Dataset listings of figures
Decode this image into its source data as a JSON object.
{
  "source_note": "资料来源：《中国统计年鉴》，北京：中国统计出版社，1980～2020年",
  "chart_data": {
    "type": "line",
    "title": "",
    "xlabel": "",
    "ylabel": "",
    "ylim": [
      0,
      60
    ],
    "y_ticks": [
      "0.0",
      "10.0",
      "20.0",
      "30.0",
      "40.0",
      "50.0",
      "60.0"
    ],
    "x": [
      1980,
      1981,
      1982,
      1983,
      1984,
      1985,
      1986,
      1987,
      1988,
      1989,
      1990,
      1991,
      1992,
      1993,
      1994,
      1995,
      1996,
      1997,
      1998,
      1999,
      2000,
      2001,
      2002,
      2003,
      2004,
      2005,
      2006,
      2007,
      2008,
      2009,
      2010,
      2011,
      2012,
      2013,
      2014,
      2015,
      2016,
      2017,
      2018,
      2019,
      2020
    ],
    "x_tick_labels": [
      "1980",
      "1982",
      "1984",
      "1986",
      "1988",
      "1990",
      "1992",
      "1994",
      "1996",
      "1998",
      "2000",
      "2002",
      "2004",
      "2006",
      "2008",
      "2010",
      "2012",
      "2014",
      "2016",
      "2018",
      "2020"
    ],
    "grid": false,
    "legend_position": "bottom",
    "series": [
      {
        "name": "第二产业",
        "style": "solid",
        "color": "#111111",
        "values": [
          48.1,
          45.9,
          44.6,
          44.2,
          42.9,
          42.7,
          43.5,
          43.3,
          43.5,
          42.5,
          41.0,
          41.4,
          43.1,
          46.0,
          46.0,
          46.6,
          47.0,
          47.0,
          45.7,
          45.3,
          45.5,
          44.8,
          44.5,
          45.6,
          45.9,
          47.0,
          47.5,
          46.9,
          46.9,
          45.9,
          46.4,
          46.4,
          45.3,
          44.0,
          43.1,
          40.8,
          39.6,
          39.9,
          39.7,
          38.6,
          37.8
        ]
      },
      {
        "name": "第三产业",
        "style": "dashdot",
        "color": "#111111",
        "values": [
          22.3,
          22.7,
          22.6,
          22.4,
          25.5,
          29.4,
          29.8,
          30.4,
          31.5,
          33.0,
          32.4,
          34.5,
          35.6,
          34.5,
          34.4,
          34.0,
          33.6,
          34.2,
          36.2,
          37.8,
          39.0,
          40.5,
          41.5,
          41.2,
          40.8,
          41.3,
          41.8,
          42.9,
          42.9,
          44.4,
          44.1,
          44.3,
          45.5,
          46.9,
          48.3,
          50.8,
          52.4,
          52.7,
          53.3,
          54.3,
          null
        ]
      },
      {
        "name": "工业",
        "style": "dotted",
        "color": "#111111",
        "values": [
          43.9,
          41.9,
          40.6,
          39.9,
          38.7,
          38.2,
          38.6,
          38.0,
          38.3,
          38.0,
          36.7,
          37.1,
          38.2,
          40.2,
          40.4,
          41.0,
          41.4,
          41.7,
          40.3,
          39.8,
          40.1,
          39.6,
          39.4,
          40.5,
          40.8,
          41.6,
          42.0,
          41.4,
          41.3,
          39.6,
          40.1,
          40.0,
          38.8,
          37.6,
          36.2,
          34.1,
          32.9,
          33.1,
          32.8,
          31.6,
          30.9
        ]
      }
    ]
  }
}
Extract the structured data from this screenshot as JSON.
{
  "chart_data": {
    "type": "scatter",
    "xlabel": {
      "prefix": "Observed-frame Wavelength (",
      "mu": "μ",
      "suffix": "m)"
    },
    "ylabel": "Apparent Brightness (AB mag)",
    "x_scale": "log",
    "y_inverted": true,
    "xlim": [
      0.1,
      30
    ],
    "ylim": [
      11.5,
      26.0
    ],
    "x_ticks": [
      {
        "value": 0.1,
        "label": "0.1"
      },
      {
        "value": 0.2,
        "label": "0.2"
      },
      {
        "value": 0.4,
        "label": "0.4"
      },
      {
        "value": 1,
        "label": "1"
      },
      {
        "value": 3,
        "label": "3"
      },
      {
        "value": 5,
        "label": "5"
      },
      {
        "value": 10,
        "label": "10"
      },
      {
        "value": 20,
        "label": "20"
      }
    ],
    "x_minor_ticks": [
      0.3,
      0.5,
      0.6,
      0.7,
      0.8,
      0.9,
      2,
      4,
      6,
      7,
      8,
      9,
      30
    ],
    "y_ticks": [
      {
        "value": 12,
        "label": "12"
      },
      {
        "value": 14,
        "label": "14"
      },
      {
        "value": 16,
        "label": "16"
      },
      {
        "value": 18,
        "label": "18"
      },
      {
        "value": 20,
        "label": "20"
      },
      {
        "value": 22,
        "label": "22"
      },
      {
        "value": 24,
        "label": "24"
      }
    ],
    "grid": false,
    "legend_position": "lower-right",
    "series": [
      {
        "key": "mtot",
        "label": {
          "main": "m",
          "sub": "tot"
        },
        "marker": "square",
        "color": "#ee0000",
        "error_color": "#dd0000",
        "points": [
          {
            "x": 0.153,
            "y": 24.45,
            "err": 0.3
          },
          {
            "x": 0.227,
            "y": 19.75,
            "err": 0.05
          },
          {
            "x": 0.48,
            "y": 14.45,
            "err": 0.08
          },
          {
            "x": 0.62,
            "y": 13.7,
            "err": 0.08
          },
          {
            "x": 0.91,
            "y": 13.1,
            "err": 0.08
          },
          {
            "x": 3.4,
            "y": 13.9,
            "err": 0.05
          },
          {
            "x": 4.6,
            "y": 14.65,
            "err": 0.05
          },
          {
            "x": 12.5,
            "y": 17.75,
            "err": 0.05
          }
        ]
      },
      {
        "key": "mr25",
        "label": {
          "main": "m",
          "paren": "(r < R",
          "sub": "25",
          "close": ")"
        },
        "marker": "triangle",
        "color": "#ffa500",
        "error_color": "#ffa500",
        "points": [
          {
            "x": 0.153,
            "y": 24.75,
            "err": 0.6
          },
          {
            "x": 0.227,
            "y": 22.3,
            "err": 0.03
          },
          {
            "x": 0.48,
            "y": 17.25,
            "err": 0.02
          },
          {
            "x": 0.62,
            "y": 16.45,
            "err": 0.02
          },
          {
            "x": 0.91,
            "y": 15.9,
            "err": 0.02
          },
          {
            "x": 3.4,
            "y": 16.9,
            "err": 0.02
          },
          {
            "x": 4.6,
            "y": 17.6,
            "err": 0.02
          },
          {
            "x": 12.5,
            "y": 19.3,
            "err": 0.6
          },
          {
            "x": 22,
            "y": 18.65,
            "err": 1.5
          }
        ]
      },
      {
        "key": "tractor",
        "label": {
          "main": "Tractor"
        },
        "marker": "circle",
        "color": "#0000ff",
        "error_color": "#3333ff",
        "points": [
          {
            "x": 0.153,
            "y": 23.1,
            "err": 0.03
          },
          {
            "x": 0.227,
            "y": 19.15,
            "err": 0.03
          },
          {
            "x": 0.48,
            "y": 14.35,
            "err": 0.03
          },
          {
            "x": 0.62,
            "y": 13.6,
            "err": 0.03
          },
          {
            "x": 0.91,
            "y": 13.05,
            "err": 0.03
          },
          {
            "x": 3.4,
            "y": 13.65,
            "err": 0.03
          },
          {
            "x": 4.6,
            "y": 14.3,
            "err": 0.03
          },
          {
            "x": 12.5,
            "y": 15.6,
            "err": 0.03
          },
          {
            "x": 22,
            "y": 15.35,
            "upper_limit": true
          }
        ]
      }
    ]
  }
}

Stated goal: Identify the lines of the entries containing the string "ylabel". Copy each such line.

Reply to the task:
    "ylabel": "",
    "ylabel": "Apparent Brightness (AB mag)",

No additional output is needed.